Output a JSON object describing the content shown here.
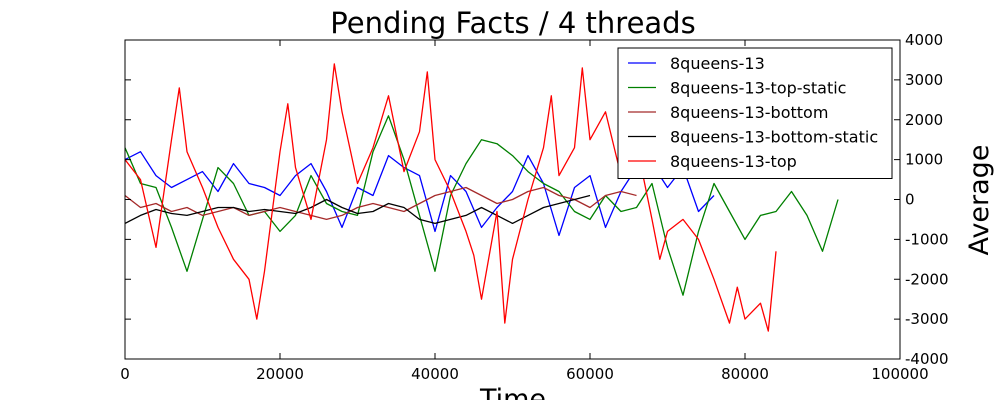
{
  "chart_data": {
    "type": "line",
    "title": "Pending Facts / 4 threads",
    "xlabel": "Time",
    "ylabel": "Average",
    "xlim": [
      0,
      100000
    ],
    "ylim": [
      -4000,
      4000
    ],
    "x_ticks": [
      "0",
      "20000",
      "40000",
      "60000",
      "80000",
      "100000"
    ],
    "y_ticks": [
      "-4000",
      "-3000",
      "-2000",
      "-1000",
      "0",
      "1000",
      "2000",
      "3000",
      "4000"
    ],
    "y_axis_side": "right",
    "grid": false,
    "legend_position": "top-right",
    "series": [
      {
        "name": "8queens-13",
        "color": "#0000ff",
        "x": [
          0,
          2000,
          4000,
          6000,
          8000,
          10000,
          12000,
          14000,
          16000,
          18000,
          20000,
          22000,
          24000,
          26000,
          28000,
          30000,
          32000,
          34000,
          36000,
          38000,
          40000,
          42000,
          44000,
          46000,
          48000,
          50000,
          52000,
          54000,
          56000,
          58000,
          60000,
          62000,
          64000,
          66000,
          68000,
          70000,
          72000,
          74000,
          76000
        ],
        "y": [
          1000,
          1200,
          600,
          300,
          500,
          700,
          200,
          900,
          400,
          300,
          100,
          600,
          900,
          200,
          -700,
          300,
          100,
          1100,
          800,
          600,
          -800,
          600,
          200,
          -700,
          -200,
          200,
          1100,
          400,
          -900,
          300,
          600,
          -700,
          200,
          800,
          900,
          300,
          800,
          -300,
          100
        ]
      },
      {
        "name": "8queens-13-top-static",
        "color": "#008000",
        "x": [
          0,
          2000,
          4000,
          6000,
          8000,
          10000,
          12000,
          14000,
          16000,
          18000,
          20000,
          22000,
          24000,
          26000,
          28000,
          30000,
          32000,
          34000,
          36000,
          38000,
          40000,
          42000,
          44000,
          46000,
          48000,
          50000,
          52000,
          54000,
          56000,
          58000,
          60000,
          62000,
          64000,
          66000,
          68000,
          70000,
          72000,
          74000,
          76000,
          78000,
          80000,
          82000,
          84000,
          86000,
          88000,
          90000,
          92000
        ],
        "y": [
          1300,
          400,
          300,
          -700,
          -1800,
          -500,
          800,
          400,
          -400,
          -300,
          -800,
          -400,
          600,
          -100,
          -300,
          -400,
          1200,
          2100,
          1000,
          -400,
          -1800,
          100,
          900,
          1500,
          1400,
          1100,
          700,
          400,
          200,
          -300,
          -500,
          100,
          -300,
          -200,
          400,
          -1200,
          -2400,
          -800,
          400,
          -300,
          -1000,
          -400,
          -300,
          200,
          -400,
          -1300,
          0
        ]
      },
      {
        "name": "8queens-13-bottom",
        "color": "#a52a2a",
        "x": [
          0,
          2000,
          4000,
          6000,
          8000,
          10000,
          12000,
          14000,
          16000,
          18000,
          20000,
          22000,
          24000,
          26000,
          28000,
          30000,
          32000,
          34000,
          36000,
          38000,
          40000,
          42000,
          44000,
          46000,
          48000,
          50000,
          52000,
          54000,
          56000,
          58000,
          60000,
          62000,
          64000,
          66000
        ],
        "y": [
          100,
          -200,
          -100,
          -300,
          -200,
          -400,
          -300,
          -200,
          -400,
          -300,
          -200,
          -300,
          -400,
          -500,
          -400,
          -200,
          -100,
          -200,
          -300,
          -100,
          100,
          200,
          300,
          100,
          -100,
          0,
          200,
          300,
          100,
          0,
          -200,
          100,
          200,
          100
        ]
      },
      {
        "name": "8queens-13-bottom-static",
        "color": "#000000",
        "x": [
          0,
          2000,
          4000,
          6000,
          8000,
          10000,
          12000,
          14000,
          16000,
          18000,
          20000,
          22000,
          24000,
          26000,
          28000,
          30000,
          32000,
          34000,
          36000,
          38000,
          40000,
          42000,
          44000,
          46000,
          48000,
          50000,
          52000,
          54000,
          56000,
          58000,
          60000
        ],
        "y": [
          -600,
          -400,
          -250,
          -350,
          -400,
          -300,
          -200,
          -200,
          -300,
          -250,
          -300,
          -350,
          -200,
          0,
          -200,
          -350,
          -300,
          -100,
          -200,
          -500,
          -600,
          -500,
          -400,
          -200,
          -400,
          -600,
          -400,
          -200,
          -100,
          0,
          100
        ]
      },
      {
        "name": "8queens-13-top",
        "color": "#ff0000",
        "x": [
          0,
          2000,
          4000,
          6000,
          7000,
          8000,
          10000,
          12000,
          14000,
          16000,
          17000,
          18000,
          20000,
          21000,
          22000,
          24000,
          26000,
          27000,
          28000,
          30000,
          32000,
          34000,
          36000,
          38000,
          39000,
          40000,
          42000,
          44000,
          45000,
          46000,
          48000,
          49000,
          50000,
          52000,
          54000,
          55000,
          56000,
          58000,
          59000,
          60000,
          62000,
          64000,
          66000,
          68000,
          69000,
          70000,
          72000,
          74000,
          76000,
          78000,
          79000,
          80000,
          82000,
          83000,
          84000
        ],
        "y": [
          1000,
          500,
          -1200,
          1500,
          2800,
          1200,
          300,
          -700,
          -1500,
          -2000,
          -3000,
          -1800,
          1200,
          2400,
          800,
          -500,
          1500,
          3400,
          2200,
          400,
          1300,
          2600,
          700,
          1700,
          3200,
          1000,
          200,
          -800,
          -1400,
          -2500,
          -300,
          -3100,
          -1500,
          0,
          1300,
          2600,
          600,
          1300,
          3300,
          1500,
          2200,
          600,
          1400,
          -500,
          -1500,
          -800,
          -500,
          -1000,
          -2000,
          -3100,
          -2200,
          -3000,
          -2600,
          -3300,
          -1300
        ]
      }
    ]
  }
}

◆ ◆ ◆ ◆ ◆

* [DIRECTIONS FOR THIS TASK]
Without including any picture, retype the entries exactly.

* [WRITTEN RESPONSE]
Output a JSON object describing the content shown here.
{
  "chart_data": {
    "type": "line",
    "title": "Pending Facts / 4 threads",
    "xlabel": "Time",
    "ylabel": "Average",
    "xlim": [
      0,
      100000
    ],
    "ylim": [
      -4000,
      4000
    ],
    "x_ticks": [
      "0",
      "20000",
      "40000",
      "60000",
      "80000",
      "100000"
    ],
    "y_ticks": [
      "-4000",
      "-3000",
      "-2000",
      "-1000",
      "0",
      "1000",
      "2000",
      "3000",
      "4000"
    ],
    "y_axis_side": "right",
    "grid": false,
    "legend_position": "top-right",
    "series": [
      {
        "name": "8queens-13",
        "color": "#0000ff",
        "x": [
          0,
          2000,
          4000,
          6000,
          8000,
          10000,
          12000,
          14000,
          16000,
          18000,
          20000,
          22000,
          24000,
          26000,
          28000,
          30000,
          32000,
          34000,
          36000,
          38000,
          40000,
          42000,
          44000,
          46000,
          48000,
          50000,
          52000,
          54000,
          56000,
          58000,
          60000,
          62000,
          64000,
          66000,
          68000,
          70000,
          72000,
          74000,
          76000
        ],
        "y": [
          1000,
          1200,
          600,
          300,
          500,
          700,
          200,
          900,
          400,
          300,
          100,
          600,
          900,
          200,
          -700,
          300,
          100,
          1100,
          800,
          600,
          -800,
          600,
          200,
          -700,
          -200,
          200,
          1100,
          400,
          -900,
          300,
          600,
          -700,
          200,
          800,
          900,
          300,
          800,
          -300,
          100
        ]
      },
      {
        "name": "8queens-13-top-static",
        "color": "#008000",
        "x": [
          0,
          2000,
          4000,
          6000,
          8000,
          10000,
          12000,
          14000,
          16000,
          18000,
          20000,
          22000,
          24000,
          26000,
          28000,
          30000,
          32000,
          34000,
          36000,
          38000,
          40000,
          42000,
          44000,
          46000,
          48000,
          50000,
          52000,
          54000,
          56000,
          58000,
          60000,
          62000,
          64000,
          66000,
          68000,
          70000,
          72000,
          74000,
          76000,
          78000,
          80000,
          82000,
          84000,
          86000,
          88000,
          90000,
          92000
        ],
        "y": [
          1300,
          400,
          300,
          -700,
          -1800,
          -500,
          800,
          400,
          -400,
          -300,
          -800,
          -400,
          600,
          -100,
          -300,
          -400,
          1200,
          2100,
          1000,
          -400,
          -1800,
          100,
          900,
          1500,
          1400,
          1100,
          700,
          400,
          200,
          -300,
          -500,
          100,
          -300,
          -200,
          400,
          -1200,
          -2400,
          -800,
          400,
          -300,
          -1000,
          -400,
          -300,
          200,
          -400,
          -1300,
          0
        ]
      },
      {
        "name": "8queens-13-bottom",
        "color": "#a52a2a",
        "x": [
          0,
          2000,
          4000,
          6000,
          8000,
          10000,
          12000,
          14000,
          16000,
          18000,
          20000,
          22000,
          24000,
          26000,
          28000,
          30000,
          32000,
          34000,
          36000,
          38000,
          40000,
          42000,
          44000,
          46000,
          48000,
          50000,
          52000,
          54000,
          56000,
          58000,
          60000,
          62000,
          64000,
          66000
        ],
        "y": [
          100,
          -200,
          -100,
          -300,
          -200,
          -400,
          -300,
          -200,
          -400,
          -300,
          -200,
          -300,
          -400,
          -500,
          -400,
          -200,
          -100,
          -200,
          -300,
          -100,
          100,
          200,
          300,
          100,
          -100,
          0,
          200,
          300,
          100,
          0,
          -200,
          100,
          200,
          100
        ]
      },
      {
        "name": "8queens-13-bottom-static",
        "color": "#000000",
        "x": [
          0,
          2000,
          4000,
          6000,
          8000,
          10000,
          12000,
          14000,
          16000,
          18000,
          20000,
          22000,
          24000,
          26000,
          28000,
          30000,
          32000,
          34000,
          36000,
          38000,
          40000,
          42000,
          44000,
          46000,
          48000,
          50000,
          52000,
          54000,
          56000,
          58000,
          60000
        ],
        "y": [
          -600,
          -400,
          -250,
          -350,
          -400,
          -300,
          -200,
          -200,
          -300,
          -250,
          -300,
          -350,
          -200,
          0,
          -200,
          -350,
          -300,
          -100,
          -200,
          -500,
          -600,
          -500,
          -400,
          -200,
          -400,
          -600,
          -400,
          -200,
          -100,
          0,
          100
        ]
      },
      {
        "name": "8queens-13-top",
        "color": "#ff0000",
        "x": [
          0,
          2000,
          4000,
          6000,
          7000,
          8000,
          10000,
          12000,
          14000,
          16000,
          17000,
          18000,
          20000,
          21000,
          22000,
          24000,
          26000,
          27000,
          28000,
          30000,
          32000,
          34000,
          36000,
          38000,
          39000,
          40000,
          42000,
          44000,
          45000,
          46000,
          48000,
          49000,
          50000,
          52000,
          54000,
          55000,
          56000,
          58000,
          59000,
          60000,
          62000,
          64000,
          66000,
          68000,
          69000,
          70000,
          72000,
          74000,
          76000,
          78000,
          79000,
          80000,
          82000,
          83000,
          84000
        ],
        "y": [
          1000,
          500,
          -1200,
          1500,
          2800,
          1200,
          300,
          -700,
          -1500,
          -2000,
          -3000,
          -1800,
          1200,
          2400,
          800,
          -500,
          1500,
          3400,
          2200,
          400,
          1300,
          2600,
          700,
          1700,
          3200,
          1000,
          200,
          -800,
          -1400,
          -2500,
          -300,
          -3100,
          -1500,
          0,
          1300,
          2600,
          600,
          1300,
          3300,
          1500,
          2200,
          600,
          1400,
          -500,
          -1500,
          -800,
          -500,
          -1000,
          -2000,
          -3100,
          -2200,
          -3000,
          -2600,
          -3300,
          -1300
        ]
      }
    ]
  }
}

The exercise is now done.